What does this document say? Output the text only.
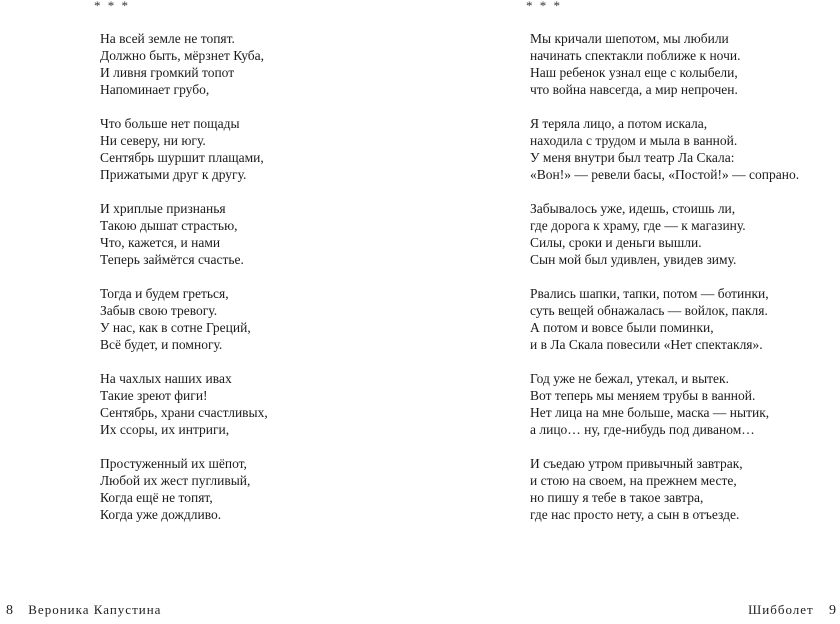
* * *
На всей земле не топят.
Должно быть, мёрзнет Куба,
И ливня громкий топот
Напоминает грубо,
Что больше нет пощады
Ни северу, ни югу.
Сентябрь шуршит плащами,
Прижатыми друг к другу.
И хриплые признанья
Такою дышат страстью,
Что, кажется, и нами
Теперь займётся счастье.
Тогда и будем греться,
Забыв свою тревогу.
У нас, как в сотне Греций,
Всё будет, и помногу.
На чахлых наших ивах
Такие зреют фиги!
Сентябрь, храни счастливых,
Их ссоры, их интриги,
Простуженный их шёпот,
Любой их жест пугливый,
Когда ещё не топят,
Когда уже дождливо.
8 Вероника Капустина
* * *
Мы кричали шепотом, мы любили
начинать спектакли поближе к ночи.
Наш ребенок узнал еще с колыбели,
что война навсегда, а мир непрочен.
Я теряла лицо, а потом искала,
находила с трудом и мыла в ванной.
У меня внутри был театр Ла Скала:
«Вон!» — ревели басы, «Постой!» — сопрано.
Забывалось уже, идешь, стоишь ли,
где дорога к храму, где — к магазину.
Силы, сроки и деньги вышли.
Сын мой был удивлен, увидев зиму.
Рвались шапки, тапки, потом — ботинки,
суть вещей обнажалась — войлок, пакля.
А потом и вовсе были поминки,
и в Ла Скала повесили «Нет спектакля».
Год уже не бежал, утекал, и вытек.
Вот теперь мы меняем трубы в ванной.
Нет лица на мне больше, маска — нытик,
а лицо… ну, где-нибудь под диваном…
И съедаю утром привычный завтрак,
и стою на своем, на прежнем месте,
но пишу я тебе в такое завтра,
где нас просто нету, а сын в отъезде.
Шибболет 9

━━━━━━━━━━━━━━━━━━━━

# [Job]
Print out every entry above without changing a word, and leave out the pictures.

# [Full solution]
What does this document say? Output the text only.
* * *
На всей земле не топят.
Должно быть, мёрзнет Куба,
И ливня громкий топот
Напоминает грубо,
Что больше нет пощады
Ни северу, ни югу.
Сентябрь шуршит плащами,
Прижатыми друг к другу.
И хриплые признанья
Такою дышат страстью,
Что, кажется, и нами
Теперь займётся счастье.
Тогда и будем греться,
Забыв свою тревогу.
У нас, как в сотне Греций,
Всё будет, и помногу.
На чахлых наших ивах
Такие зреют фиги!
Сентябрь, храни счастливых,
Их ссоры, их интриги,
Простуженный их шёпот,
Любой их жест пугливый,
Когда ещё не топят,
Когда уже дождливо.
8 Вероника Капустина
* * *
Мы кричали шепотом, мы любили
начинать спектакли поближе к ночи.
Наш ребенок узнал еще с колыбели,
что война навсегда, а мир непрочен.
Я теряла лицо, а потом искала,
находила с трудом и мыла в ванной.
У меня внутри был театр Ла Скала:
«Вон!» — ревели басы, «Постой!» — сопрано.
Забывалось уже, идешь, стоишь ли,
где дорога к храму, где — к магазину.
Силы, сроки и деньги вышли.
Сын мой был удивлен, увидев зиму.
Рвались шапки, тапки, потом — ботинки,
суть вещей обнажалась — войлок, пакля.
А потом и вовсе были поминки,
и в Ла Скала повесили «Нет спектакля».
Год уже не бежал, утекал, и вытек.
Вот теперь мы меняем трубы в ванной.
Нет лица на мне больше, маска — нытик,
а лицо… ну, где-нибудь под диваном…
И съедаю утром привычный завтрак,
и стою на своем, на прежнем месте,
но пишу я тебе в такое завтра,
где нас просто нету, а сын в отъезде.
Шибболет 9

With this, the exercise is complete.